*Written request:*
Please transcribe the records precisely; pictures stay out of your copy.

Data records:
※ ※ ※

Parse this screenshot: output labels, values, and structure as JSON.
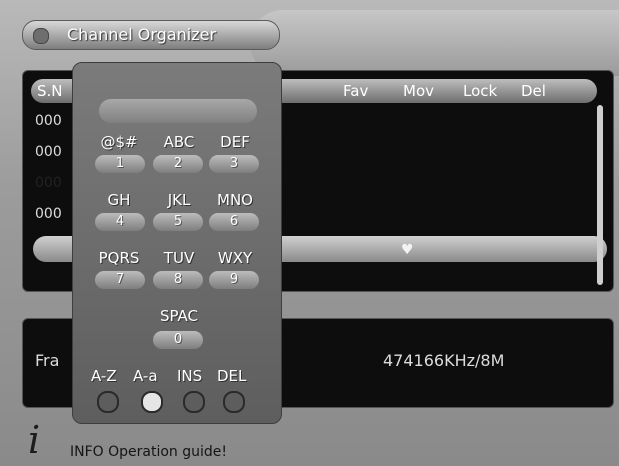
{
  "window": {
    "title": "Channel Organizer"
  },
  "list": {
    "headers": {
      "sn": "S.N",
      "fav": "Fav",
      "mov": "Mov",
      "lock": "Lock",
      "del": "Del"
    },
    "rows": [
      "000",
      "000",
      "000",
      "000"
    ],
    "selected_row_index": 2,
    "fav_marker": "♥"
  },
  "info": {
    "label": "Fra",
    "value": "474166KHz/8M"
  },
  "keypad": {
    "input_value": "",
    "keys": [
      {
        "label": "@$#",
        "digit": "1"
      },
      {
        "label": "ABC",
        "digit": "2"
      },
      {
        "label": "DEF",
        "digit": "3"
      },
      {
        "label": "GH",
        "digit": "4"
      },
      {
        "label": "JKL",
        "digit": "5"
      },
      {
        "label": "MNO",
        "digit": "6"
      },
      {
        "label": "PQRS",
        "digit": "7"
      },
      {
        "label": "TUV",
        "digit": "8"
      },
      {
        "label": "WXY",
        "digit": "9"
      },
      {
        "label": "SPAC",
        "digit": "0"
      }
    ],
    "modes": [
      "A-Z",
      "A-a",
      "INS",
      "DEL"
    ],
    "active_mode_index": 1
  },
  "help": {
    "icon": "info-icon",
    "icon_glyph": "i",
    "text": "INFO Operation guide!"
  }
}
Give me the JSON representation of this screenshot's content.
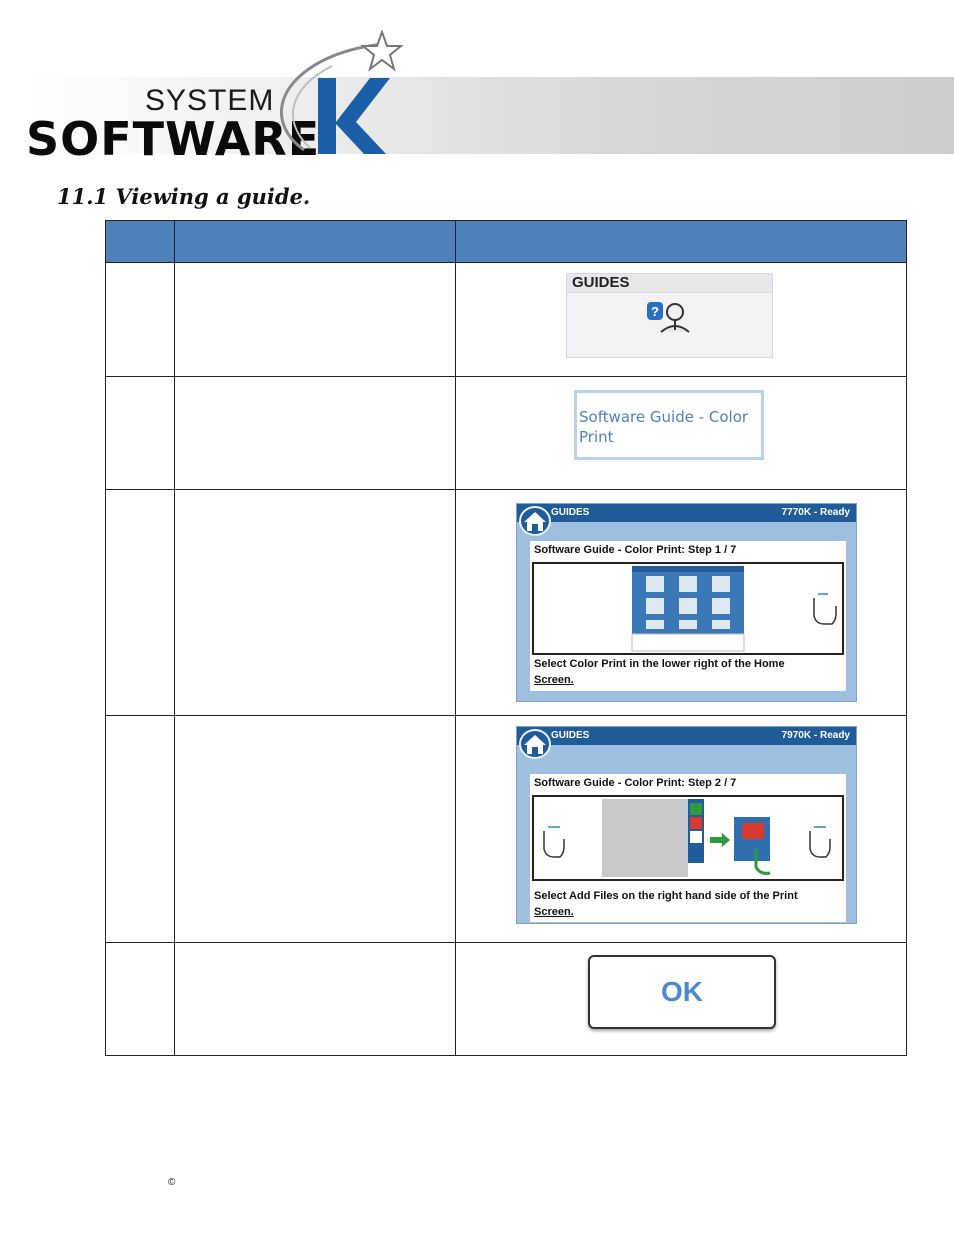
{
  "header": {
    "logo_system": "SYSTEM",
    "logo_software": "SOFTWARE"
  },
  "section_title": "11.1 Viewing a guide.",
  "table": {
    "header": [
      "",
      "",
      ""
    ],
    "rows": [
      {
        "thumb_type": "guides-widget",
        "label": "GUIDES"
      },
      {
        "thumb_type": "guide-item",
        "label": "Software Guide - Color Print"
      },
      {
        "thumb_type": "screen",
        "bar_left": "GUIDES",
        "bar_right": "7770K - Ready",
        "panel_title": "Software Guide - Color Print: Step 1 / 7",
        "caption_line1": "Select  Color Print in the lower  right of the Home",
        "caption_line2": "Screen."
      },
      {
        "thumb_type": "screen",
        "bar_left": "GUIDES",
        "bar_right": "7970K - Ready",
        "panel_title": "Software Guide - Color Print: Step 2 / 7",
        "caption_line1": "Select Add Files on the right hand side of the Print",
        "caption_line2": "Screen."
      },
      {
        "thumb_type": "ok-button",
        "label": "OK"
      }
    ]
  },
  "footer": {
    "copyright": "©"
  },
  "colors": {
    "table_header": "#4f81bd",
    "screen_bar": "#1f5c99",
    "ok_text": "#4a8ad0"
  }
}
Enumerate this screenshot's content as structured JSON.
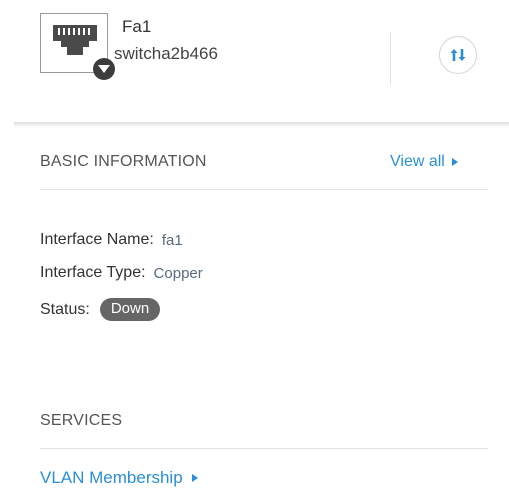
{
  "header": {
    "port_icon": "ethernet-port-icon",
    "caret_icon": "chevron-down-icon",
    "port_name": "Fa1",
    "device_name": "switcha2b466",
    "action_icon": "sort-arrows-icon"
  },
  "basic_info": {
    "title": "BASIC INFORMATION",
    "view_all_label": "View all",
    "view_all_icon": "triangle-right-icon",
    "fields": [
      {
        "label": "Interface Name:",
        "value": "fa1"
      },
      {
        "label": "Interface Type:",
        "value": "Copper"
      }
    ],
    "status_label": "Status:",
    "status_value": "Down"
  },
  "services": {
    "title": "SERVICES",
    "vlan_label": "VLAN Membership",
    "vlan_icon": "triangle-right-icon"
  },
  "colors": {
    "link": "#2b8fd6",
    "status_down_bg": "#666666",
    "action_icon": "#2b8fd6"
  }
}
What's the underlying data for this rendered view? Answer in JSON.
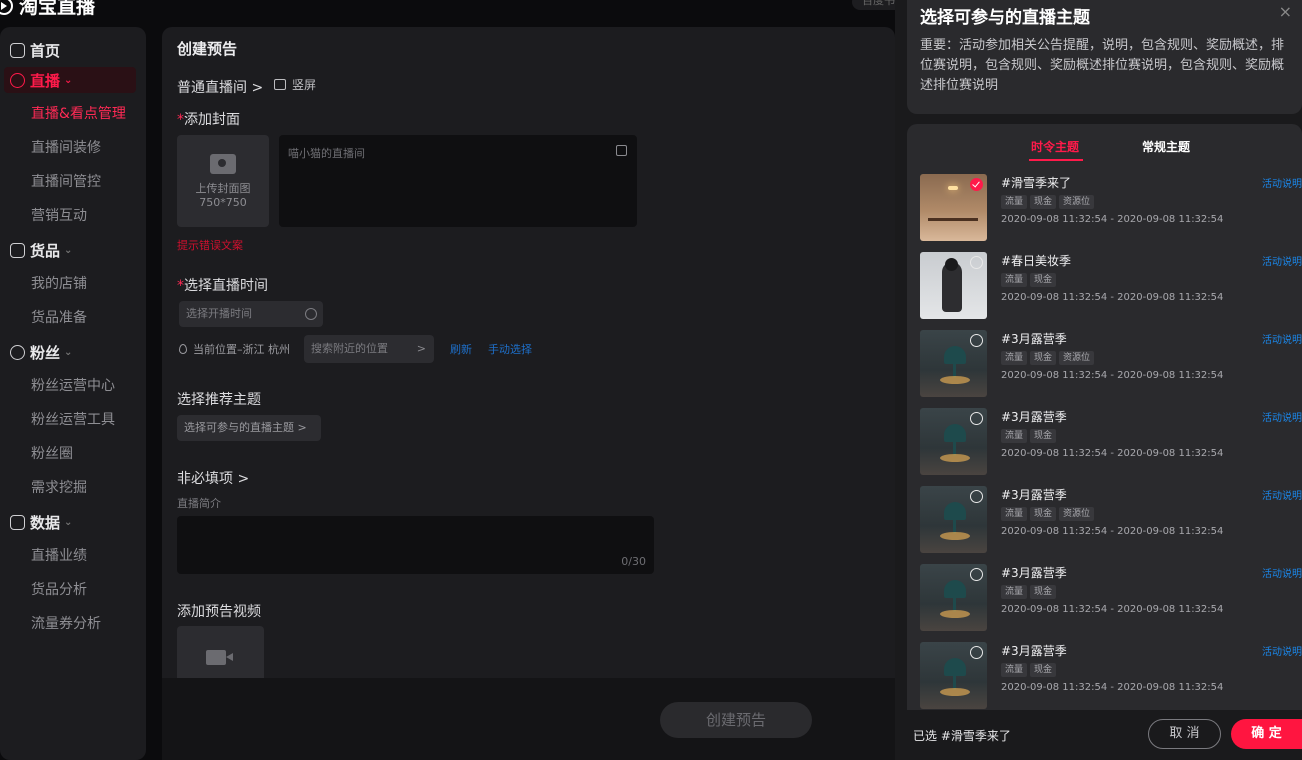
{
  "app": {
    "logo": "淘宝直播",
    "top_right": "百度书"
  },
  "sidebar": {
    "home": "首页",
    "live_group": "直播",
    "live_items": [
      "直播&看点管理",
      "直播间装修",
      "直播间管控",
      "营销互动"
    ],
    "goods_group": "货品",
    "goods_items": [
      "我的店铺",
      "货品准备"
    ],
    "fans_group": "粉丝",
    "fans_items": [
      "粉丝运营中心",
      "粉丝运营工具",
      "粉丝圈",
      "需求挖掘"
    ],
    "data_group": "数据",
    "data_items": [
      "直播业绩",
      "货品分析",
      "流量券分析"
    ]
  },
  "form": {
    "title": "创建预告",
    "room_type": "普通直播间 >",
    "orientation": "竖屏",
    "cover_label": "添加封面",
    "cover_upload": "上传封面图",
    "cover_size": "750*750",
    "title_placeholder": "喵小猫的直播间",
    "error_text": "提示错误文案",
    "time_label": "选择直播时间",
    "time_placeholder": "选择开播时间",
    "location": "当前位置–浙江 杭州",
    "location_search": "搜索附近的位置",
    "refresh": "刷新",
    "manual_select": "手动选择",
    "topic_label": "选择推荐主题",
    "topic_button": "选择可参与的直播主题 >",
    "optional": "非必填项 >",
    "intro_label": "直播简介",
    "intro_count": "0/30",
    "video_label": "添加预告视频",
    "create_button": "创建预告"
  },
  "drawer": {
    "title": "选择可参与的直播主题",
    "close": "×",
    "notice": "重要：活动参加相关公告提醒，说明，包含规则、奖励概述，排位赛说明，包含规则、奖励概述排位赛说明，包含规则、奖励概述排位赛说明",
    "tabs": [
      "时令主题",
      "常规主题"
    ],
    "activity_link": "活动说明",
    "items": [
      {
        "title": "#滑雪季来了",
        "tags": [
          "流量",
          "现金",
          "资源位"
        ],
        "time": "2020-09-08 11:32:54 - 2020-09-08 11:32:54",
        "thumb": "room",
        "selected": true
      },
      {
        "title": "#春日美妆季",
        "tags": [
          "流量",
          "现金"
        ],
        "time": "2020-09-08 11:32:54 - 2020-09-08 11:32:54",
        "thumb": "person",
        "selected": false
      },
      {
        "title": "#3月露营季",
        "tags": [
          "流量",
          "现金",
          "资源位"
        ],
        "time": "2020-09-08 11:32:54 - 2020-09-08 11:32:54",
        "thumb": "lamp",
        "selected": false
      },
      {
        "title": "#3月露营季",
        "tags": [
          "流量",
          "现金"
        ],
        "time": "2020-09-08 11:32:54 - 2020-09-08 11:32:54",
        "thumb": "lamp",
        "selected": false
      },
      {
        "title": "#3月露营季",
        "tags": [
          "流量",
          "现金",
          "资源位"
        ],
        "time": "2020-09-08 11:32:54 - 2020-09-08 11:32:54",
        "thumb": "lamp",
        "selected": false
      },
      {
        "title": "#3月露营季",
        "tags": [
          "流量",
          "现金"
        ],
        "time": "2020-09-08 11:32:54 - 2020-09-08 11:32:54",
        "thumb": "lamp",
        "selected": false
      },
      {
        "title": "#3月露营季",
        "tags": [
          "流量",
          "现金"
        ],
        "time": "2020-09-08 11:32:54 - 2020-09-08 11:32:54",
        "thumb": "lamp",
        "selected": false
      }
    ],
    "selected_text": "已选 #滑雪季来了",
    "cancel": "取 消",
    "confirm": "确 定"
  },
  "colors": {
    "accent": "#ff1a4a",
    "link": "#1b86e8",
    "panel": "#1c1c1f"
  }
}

※ ※ ※

*Solution below:*
Parse this screenshot: output labels, values, and structure as JSON.
{
  "window": {
    "title": "Channel Organizer"
  },
  "list": {
    "headers": {
      "sn": "S.N",
      "fav": "Fav",
      "mov": "Mov",
      "lock": "Lock",
      "del": "Del"
    },
    "rows": [
      "000",
      "000",
      "000",
      "000"
    ],
    "selected_row_index": 2,
    "fav_marker": "♥"
  },
  "info": {
    "label": "Fra",
    "value": "474166KHz/8M"
  },
  "keypad": {
    "input_value": "",
    "keys": [
      {
        "label": "@$#",
        "digit": "1"
      },
      {
        "label": "ABC",
        "digit": "2"
      },
      {
        "label": "DEF",
        "digit": "3"
      },
      {
        "label": "GH",
        "digit": "4"
      },
      {
        "label": "JKL",
        "digit": "5"
      },
      {
        "label": "MNO",
        "digit": "6"
      },
      {
        "label": "PQRS",
        "digit": "7"
      },
      {
        "label": "TUV",
        "digit": "8"
      },
      {
        "label": "WXY",
        "digit": "9"
      },
      {
        "label": "SPAC",
        "digit": "0"
      }
    ],
    "modes": [
      "A-Z",
      "A-a",
      "INS",
      "DEL"
    ],
    "active_mode_index": 1
  },
  "help": {
    "icon": "info-icon",
    "icon_glyph": "i",
    "text": "INFO Operation guide!"
  }
}
Give me the JSON representation of this screenshot's content.
{
  "header": {
    "logo_system": "SYSTEM",
    "logo_software": "SOFTWARE"
  },
  "section_title": "11.1 Viewing a guide.",
  "table": {
    "header": [
      "",
      "",
      ""
    ],
    "rows": [
      {
        "thumb_type": "guides-widget",
        "label": "GUIDES"
      },
      {
        "thumb_type": "guide-item",
        "label": "Software Guide - Color Print"
      },
      {
        "thumb_type": "screen",
        "bar_left": "GUIDES",
        "bar_right": "7770K - Ready",
        "panel_title": "Software Guide - Color Print: Step 1 / 7",
        "caption_line1": "Select  Color Print in the lower  right of the Home",
        "caption_line2": "Screen."
      },
      {
        "thumb_type": "screen",
        "bar_left": "GUIDES",
        "bar_right": "7970K - Ready",
        "panel_title": "Software Guide - Color Print: Step 2 / 7",
        "caption_line1": "Select Add Files on the right hand side of the Print",
        "caption_line2": "Screen."
      },
      {
        "thumb_type": "ok-button",
        "label": "OK"
      }
    ]
  },
  "footer": {
    "copyright": "©"
  },
  "colors": {
    "table_header": "#4f81bd",
    "screen_bar": "#1f5c99",
    "ok_text": "#4a8ad0"
  }
}
Enumerate this screenshot's content as structured JSON.
{
  "header": {
    "port_icon": "ethernet-port-icon",
    "caret_icon": "chevron-down-icon",
    "port_name": "Fa1",
    "device_name": "switcha2b466",
    "action_icon": "sort-arrows-icon"
  },
  "basic_info": {
    "title": "BASIC INFORMATION",
    "view_all_label": "View all",
    "view_all_icon": "triangle-right-icon",
    "fields": [
      {
        "label": "Interface Name:",
        "value": "fa1"
      },
      {
        "label": "Interface Type:",
        "value": "Copper"
      }
    ],
    "status_label": "Status:",
    "status_value": "Down"
  },
  "services": {
    "title": "SERVICES",
    "vlan_label": "VLAN Membership",
    "vlan_icon": "triangle-right-icon"
  },
  "colors": {
    "link": "#2b8fd6",
    "status_down_bg": "#666666",
    "action_icon": "#2b8fd6"
  }
}
What's the underlying data for this rendered view? Answer in JSON.
{
  "app": {
    "logo": "淘宝直播",
    "top_right": "百度书"
  },
  "sidebar": {
    "home": "首页",
    "live_group": "直播",
    "live_items": [
      "直播&看点管理",
      "直播间装修",
      "直播间管控",
      "营销互动"
    ],
    "goods_group": "货品",
    "goods_items": [
      "我的店铺",
      "货品准备"
    ],
    "fans_group": "粉丝",
    "fans_items": [
      "粉丝运营中心",
      "粉丝运营工具",
      "粉丝圈",
      "需求挖掘"
    ],
    "data_group": "数据",
    "data_items": [
      "直播业绩",
      "货品分析",
      "流量券分析"
    ]
  },
  "form": {
    "title": "创建预告",
    "room_type": "普通直播间 >",
    "orientation": "竖屏",
    "cover_label": "添加封面",
    "cover_upload": "上传封面图",
    "cover_size": "750*750",
    "title_placeholder": "喵小猫的直播间",
    "error_text": "提示错误文案",
    "time_label": "选择直播时间",
    "time_placeholder": "选择开播时间",
    "location": "当前位置–浙江 杭州",
    "location_search": "搜索附近的位置",
    "refresh": "刷新",
    "manual_select": "手动选择",
    "topic_label": "选择推荐主题",
    "topic_button": "选择可参与的直播主题 >",
    "optional": "非必填项 >",
    "intro_label": "直播简介",
    "intro_count": "0/30",
    "video_label": "添加预告视频",
    "create_button": "创建预告"
  },
  "drawer": {
    "title": "选择可参与的直播主题",
    "close": "×",
    "notice": "重要：活动参加相关公告提醒，说明，包含规则、奖励概述，排位赛说明，包含规则、奖励概述排位赛说明，包含规则、奖励概述排位赛说明",
    "tabs": [
      "时令主题",
      "常规主题"
    ],
    "activity_link": "活动说明",
    "items": [
      {
        "title": "#滑雪季来了",
        "tags": [
          "流量",
          "现金",
          "资源位"
        ],
        "time": "2020-09-08 11:32:54 - 2020-09-08 11:32:54",
        "thumb": "room",
        "selected": true
      },
      {
        "title": "#春日美妆季",
        "tags": [
          "流量",
          "现金"
        ],
        "time": "2020-09-08 11:32:54 - 2020-09-08 11:32:54",
        "thumb": "person",
        "selected": false
      },
      {
        "title": "#3月露营季",
        "tags": [
          "流量",
          "现金",
          "资源位"
        ],
        "time": "2020-09-08 11:32:54 - 2020-09-08 11:32:54",
        "thumb": "lamp",
        "selected": false
      },
      {
        "title": "#3月露营季",
        "tags": [
          "流量",
          "现金"
        ],
        "time": "2020-09-08 11:32:54 - 2020-09-08 11:32:54",
        "thumb": "lamp",
        "selected": false
      },
      {
        "title": "#3月露营季",
        "tags": [
          "流量",
          "现金",
          "资源位"
        ],
        "time": "2020-09-08 11:32:54 - 2020-09-08 11:32:54",
        "thumb": "lamp",
        "selected": false
      },
      {
        "title": "#3月露营季",
        "tags": [
          "流量",
          "现金"
        ],
        "time": "2020-09-08 11:32:54 - 2020-09-08 11:32:54",
        "thumb": "lamp",
        "selected": false
      },
      {
        "title": "#3月露营季",
        "tags": [
          "流量",
          "现金"
        ],
        "time": "2020-09-08 11:32:54 - 2020-09-08 11:32:54",
        "thumb": "lamp",
        "selected": false
      }
    ],
    "selected_text": "已选 #滑雪季来了",
    "cancel": "取 消",
    "confirm": "确 定"
  },
  "colors": {
    "accent": "#ff1a4a",
    "link": "#1b86e8",
    "panel": "#1c1c1f"
  }
}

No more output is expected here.